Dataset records
+-------+
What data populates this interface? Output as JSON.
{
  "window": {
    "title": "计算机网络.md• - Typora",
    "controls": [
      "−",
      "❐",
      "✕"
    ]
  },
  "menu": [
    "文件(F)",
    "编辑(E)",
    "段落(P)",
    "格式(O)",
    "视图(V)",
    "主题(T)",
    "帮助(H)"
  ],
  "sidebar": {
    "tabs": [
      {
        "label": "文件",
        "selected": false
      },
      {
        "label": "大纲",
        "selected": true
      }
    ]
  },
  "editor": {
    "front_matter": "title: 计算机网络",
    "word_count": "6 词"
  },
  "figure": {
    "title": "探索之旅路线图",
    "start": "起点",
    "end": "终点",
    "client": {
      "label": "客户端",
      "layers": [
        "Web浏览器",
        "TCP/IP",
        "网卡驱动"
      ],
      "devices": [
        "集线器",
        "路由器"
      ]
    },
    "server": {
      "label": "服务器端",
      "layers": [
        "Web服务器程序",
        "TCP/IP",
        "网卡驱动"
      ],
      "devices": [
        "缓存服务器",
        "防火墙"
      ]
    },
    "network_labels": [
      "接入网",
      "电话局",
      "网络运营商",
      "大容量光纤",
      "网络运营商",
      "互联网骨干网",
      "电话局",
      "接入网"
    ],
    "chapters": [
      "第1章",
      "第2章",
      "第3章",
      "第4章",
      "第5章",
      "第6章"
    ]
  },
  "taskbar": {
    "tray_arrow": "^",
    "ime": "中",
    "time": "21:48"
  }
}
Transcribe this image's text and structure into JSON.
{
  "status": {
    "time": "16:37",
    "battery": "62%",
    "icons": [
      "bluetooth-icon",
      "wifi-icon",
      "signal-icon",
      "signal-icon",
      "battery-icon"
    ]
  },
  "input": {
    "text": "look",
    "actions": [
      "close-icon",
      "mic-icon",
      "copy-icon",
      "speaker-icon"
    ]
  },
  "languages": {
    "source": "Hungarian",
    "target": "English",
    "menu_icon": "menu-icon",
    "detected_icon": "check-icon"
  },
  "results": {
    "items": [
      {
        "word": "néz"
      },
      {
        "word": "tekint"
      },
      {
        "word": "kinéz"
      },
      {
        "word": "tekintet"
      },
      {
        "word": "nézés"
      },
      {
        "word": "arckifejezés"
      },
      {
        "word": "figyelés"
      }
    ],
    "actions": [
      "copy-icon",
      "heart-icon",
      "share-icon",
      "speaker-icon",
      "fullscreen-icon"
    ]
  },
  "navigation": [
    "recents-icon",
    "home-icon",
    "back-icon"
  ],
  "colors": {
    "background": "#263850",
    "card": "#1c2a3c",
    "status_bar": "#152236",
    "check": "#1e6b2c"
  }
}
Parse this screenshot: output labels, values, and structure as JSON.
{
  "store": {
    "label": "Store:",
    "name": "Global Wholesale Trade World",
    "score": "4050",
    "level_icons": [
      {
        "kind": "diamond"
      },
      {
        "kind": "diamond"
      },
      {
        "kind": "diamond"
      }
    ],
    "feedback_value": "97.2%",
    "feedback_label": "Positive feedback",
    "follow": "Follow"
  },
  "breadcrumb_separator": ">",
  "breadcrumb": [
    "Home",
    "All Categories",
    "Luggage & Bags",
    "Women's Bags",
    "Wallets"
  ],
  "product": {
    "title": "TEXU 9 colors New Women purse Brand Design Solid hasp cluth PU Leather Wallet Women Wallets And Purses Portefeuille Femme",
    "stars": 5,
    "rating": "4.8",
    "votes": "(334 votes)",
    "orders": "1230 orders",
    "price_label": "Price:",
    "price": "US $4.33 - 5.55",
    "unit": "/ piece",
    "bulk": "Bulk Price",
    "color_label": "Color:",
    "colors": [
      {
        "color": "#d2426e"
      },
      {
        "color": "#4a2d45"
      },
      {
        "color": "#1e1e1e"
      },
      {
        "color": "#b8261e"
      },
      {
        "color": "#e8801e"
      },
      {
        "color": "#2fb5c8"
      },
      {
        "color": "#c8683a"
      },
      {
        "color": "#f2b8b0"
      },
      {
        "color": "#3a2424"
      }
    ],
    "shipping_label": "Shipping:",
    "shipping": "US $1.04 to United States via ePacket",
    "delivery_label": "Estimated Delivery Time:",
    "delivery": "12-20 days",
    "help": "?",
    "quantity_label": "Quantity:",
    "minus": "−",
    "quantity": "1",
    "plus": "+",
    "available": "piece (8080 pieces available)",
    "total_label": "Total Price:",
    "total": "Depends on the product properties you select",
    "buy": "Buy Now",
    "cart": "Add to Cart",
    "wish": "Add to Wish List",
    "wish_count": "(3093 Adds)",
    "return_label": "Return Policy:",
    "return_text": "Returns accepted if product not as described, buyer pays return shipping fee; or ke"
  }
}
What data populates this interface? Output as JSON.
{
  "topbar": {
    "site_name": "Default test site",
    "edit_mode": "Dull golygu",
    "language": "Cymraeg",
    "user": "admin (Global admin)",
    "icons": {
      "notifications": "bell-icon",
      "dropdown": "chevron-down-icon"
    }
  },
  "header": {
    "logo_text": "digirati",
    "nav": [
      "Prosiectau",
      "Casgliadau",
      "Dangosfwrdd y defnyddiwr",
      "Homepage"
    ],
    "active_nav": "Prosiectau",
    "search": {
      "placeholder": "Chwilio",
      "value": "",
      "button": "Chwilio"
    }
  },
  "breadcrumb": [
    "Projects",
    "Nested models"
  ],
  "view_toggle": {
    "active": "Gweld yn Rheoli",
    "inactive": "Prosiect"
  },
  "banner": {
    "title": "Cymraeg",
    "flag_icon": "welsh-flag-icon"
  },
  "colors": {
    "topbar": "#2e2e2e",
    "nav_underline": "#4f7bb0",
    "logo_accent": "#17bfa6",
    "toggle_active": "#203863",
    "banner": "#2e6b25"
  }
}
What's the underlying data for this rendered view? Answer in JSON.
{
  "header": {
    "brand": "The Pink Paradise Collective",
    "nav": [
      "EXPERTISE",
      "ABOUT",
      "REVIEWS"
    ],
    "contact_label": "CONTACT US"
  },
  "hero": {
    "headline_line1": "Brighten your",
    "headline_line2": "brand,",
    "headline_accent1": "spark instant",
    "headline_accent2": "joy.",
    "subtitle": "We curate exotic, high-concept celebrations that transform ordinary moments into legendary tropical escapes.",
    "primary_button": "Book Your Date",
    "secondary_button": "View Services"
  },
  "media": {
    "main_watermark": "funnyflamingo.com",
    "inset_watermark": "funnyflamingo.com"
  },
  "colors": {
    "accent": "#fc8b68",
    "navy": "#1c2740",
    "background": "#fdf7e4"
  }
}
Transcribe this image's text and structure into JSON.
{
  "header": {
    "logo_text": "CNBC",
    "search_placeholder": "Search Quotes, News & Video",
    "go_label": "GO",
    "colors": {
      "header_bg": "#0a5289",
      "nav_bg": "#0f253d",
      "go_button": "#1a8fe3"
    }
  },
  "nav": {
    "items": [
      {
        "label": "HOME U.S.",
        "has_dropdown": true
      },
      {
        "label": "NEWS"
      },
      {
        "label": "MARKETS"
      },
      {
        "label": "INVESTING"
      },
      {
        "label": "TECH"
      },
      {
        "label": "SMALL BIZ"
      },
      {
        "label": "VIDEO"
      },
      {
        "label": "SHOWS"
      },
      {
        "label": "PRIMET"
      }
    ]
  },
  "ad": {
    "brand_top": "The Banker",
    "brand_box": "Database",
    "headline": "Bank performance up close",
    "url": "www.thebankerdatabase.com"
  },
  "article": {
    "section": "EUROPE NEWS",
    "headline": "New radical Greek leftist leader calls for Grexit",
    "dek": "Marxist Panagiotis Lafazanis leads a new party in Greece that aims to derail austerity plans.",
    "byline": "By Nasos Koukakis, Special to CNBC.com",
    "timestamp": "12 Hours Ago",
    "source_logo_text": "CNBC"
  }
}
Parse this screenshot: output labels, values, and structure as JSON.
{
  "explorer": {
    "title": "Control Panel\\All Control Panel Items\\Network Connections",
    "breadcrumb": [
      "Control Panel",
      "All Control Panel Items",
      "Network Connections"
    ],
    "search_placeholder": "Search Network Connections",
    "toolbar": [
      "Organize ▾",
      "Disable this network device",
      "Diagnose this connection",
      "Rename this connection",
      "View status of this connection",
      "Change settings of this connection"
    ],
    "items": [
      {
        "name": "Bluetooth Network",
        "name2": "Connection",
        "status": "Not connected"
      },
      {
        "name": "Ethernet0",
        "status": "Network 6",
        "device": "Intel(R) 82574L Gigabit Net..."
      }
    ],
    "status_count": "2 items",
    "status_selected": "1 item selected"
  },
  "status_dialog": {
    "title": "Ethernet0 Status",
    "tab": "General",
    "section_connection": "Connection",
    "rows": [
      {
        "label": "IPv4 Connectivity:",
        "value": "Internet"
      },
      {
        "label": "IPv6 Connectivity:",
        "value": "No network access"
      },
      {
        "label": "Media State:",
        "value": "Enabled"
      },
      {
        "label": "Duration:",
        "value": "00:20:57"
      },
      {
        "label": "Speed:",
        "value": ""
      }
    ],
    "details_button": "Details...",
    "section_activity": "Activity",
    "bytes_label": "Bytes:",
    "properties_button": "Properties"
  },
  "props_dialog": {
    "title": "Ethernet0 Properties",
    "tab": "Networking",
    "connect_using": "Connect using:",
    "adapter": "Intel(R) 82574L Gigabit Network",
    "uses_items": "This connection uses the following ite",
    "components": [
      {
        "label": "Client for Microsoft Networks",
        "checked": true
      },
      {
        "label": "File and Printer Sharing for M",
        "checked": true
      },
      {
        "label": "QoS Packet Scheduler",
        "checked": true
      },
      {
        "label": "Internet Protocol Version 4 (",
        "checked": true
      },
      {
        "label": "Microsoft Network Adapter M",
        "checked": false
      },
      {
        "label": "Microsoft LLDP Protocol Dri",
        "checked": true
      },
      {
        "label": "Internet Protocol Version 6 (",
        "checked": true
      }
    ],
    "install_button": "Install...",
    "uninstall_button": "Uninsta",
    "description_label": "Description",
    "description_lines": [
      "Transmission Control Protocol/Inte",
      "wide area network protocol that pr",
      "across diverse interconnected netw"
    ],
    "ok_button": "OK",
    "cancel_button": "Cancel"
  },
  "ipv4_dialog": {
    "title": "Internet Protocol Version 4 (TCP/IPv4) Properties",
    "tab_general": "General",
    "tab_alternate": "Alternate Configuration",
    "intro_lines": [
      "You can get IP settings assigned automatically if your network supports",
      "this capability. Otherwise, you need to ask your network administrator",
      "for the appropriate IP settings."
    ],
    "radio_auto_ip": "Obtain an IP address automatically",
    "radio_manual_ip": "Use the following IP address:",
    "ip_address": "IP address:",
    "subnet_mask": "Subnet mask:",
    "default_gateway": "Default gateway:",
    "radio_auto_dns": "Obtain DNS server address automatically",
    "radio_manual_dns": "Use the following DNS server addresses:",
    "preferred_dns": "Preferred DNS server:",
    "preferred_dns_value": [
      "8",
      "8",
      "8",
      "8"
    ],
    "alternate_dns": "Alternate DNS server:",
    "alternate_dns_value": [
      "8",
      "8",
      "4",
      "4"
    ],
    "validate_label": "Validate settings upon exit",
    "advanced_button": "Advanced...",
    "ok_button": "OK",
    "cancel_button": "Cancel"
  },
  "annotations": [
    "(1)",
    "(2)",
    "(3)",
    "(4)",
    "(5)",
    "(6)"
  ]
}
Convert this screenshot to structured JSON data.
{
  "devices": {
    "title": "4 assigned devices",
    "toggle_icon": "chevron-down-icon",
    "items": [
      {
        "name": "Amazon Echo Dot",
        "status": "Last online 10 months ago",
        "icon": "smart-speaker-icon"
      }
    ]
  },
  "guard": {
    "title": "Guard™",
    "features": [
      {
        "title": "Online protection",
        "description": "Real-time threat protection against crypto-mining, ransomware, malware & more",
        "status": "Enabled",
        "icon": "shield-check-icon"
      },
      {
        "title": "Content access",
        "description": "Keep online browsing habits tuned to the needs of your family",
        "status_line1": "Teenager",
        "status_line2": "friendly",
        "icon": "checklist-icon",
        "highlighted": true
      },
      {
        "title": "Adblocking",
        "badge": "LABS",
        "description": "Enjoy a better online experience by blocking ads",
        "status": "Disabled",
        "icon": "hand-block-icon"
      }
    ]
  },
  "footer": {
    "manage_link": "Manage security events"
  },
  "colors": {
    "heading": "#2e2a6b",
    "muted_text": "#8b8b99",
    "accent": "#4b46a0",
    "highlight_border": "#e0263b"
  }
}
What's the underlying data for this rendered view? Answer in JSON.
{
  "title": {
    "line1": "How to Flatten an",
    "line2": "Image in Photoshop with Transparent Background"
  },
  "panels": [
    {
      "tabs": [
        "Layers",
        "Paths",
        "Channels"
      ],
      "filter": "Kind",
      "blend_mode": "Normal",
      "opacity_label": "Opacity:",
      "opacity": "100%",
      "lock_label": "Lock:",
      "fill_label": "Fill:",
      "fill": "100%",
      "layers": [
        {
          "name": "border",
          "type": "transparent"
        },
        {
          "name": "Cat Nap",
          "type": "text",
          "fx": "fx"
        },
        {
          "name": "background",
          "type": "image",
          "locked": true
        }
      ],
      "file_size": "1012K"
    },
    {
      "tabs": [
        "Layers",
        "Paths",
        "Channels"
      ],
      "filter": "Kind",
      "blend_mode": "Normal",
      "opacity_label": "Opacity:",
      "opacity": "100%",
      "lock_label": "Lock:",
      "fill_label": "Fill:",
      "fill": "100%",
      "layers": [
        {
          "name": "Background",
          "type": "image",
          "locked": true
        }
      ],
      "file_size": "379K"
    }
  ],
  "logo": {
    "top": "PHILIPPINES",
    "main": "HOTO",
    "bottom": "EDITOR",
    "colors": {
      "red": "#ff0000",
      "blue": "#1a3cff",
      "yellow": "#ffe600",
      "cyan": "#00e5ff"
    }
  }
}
+-------+
• _SHORT TASK_: Collect every line with the string "Women" from the records, and copy each.

• _TASK ANSWER_:
    "Women's Bags",
    "title": "TEXU 9 colors New Women purse Brand Design Solid hasp cluth PU Leather Wallet Women Wallets And Purses Portefeuille Femme",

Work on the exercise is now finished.